╭──
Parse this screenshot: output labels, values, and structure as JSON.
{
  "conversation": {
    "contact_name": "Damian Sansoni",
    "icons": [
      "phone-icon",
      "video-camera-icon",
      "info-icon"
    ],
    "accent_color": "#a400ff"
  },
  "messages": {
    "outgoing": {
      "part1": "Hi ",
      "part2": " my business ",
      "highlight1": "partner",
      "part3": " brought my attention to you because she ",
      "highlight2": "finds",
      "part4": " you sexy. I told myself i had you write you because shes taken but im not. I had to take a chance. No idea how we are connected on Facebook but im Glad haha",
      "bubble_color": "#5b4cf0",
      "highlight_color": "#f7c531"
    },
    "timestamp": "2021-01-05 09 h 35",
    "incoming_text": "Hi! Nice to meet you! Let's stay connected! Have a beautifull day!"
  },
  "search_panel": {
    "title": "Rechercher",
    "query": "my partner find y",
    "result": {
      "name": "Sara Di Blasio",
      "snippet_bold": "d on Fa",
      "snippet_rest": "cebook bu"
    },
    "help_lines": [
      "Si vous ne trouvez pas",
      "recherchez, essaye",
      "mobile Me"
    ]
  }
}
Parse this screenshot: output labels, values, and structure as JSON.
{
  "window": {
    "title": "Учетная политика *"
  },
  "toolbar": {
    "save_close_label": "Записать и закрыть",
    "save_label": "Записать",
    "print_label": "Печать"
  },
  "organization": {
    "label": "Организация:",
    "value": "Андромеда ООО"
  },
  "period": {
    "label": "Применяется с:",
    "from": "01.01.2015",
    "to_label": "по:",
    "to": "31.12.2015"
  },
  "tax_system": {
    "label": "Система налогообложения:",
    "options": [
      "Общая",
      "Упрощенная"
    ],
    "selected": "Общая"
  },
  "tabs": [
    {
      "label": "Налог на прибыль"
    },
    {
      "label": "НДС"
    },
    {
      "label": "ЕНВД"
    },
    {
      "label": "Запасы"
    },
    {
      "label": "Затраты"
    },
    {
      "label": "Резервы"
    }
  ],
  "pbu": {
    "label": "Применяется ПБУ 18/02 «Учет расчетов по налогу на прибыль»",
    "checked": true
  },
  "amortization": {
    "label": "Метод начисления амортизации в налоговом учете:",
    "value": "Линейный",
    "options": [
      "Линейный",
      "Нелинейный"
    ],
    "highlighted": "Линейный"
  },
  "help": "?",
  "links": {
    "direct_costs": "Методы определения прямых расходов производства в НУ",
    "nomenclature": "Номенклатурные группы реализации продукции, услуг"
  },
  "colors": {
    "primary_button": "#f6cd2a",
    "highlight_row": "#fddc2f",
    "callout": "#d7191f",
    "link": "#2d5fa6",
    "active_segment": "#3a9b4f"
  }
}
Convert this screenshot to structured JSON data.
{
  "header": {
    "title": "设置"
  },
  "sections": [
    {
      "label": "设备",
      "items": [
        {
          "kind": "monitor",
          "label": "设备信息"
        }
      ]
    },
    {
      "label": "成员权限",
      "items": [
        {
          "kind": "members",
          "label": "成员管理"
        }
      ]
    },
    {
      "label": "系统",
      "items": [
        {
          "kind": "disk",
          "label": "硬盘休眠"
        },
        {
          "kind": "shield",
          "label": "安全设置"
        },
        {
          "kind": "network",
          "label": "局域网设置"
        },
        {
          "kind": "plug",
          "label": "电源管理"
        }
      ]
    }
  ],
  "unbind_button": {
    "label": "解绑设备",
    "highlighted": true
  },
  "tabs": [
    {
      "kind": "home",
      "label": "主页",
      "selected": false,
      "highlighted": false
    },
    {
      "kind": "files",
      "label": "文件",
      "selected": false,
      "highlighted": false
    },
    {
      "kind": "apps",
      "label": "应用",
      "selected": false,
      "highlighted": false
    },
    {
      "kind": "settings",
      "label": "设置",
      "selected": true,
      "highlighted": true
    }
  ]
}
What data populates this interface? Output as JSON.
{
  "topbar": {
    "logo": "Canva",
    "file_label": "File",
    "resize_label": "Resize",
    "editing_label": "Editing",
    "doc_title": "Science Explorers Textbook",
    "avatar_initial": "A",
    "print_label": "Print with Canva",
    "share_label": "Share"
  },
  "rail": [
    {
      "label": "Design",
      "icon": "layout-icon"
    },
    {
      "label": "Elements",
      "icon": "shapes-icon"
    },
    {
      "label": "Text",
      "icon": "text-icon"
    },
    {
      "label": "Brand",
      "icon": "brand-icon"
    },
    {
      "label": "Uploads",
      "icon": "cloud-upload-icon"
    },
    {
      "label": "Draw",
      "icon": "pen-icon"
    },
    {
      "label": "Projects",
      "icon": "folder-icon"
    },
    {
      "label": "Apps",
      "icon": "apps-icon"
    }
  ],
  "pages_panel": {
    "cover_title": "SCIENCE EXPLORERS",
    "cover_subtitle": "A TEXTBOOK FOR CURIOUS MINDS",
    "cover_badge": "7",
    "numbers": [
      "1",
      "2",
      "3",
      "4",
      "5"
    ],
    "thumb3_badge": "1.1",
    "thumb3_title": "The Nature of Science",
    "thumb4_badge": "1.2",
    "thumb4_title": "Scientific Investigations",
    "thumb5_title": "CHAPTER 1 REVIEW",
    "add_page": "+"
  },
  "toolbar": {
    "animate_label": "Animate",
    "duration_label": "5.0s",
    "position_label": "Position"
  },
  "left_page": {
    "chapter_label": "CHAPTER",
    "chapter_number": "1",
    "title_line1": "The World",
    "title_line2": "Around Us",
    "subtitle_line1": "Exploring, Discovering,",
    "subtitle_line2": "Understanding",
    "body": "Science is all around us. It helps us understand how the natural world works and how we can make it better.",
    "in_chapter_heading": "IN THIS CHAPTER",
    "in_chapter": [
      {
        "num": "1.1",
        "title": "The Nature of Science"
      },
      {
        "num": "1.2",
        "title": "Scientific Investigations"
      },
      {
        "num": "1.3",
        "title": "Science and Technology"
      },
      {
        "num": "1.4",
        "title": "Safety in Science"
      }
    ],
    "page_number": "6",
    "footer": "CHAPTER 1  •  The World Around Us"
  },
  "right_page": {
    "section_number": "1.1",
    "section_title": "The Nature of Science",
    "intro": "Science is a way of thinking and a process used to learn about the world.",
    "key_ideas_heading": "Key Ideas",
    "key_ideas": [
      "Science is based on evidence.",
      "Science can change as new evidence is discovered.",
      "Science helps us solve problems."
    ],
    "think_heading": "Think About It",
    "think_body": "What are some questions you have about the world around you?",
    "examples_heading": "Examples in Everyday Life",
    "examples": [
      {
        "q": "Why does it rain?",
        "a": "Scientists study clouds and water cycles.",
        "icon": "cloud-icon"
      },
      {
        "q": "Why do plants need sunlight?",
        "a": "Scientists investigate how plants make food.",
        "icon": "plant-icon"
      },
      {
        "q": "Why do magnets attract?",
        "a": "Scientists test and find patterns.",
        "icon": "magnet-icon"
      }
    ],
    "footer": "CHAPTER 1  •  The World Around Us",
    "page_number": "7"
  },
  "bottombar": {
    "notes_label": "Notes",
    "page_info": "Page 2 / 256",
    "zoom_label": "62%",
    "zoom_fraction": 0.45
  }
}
╰──
*Directions for this task:*
Check each line above for the string "Canva" and report how many lines have it, giving only the number.

*Solution:*
2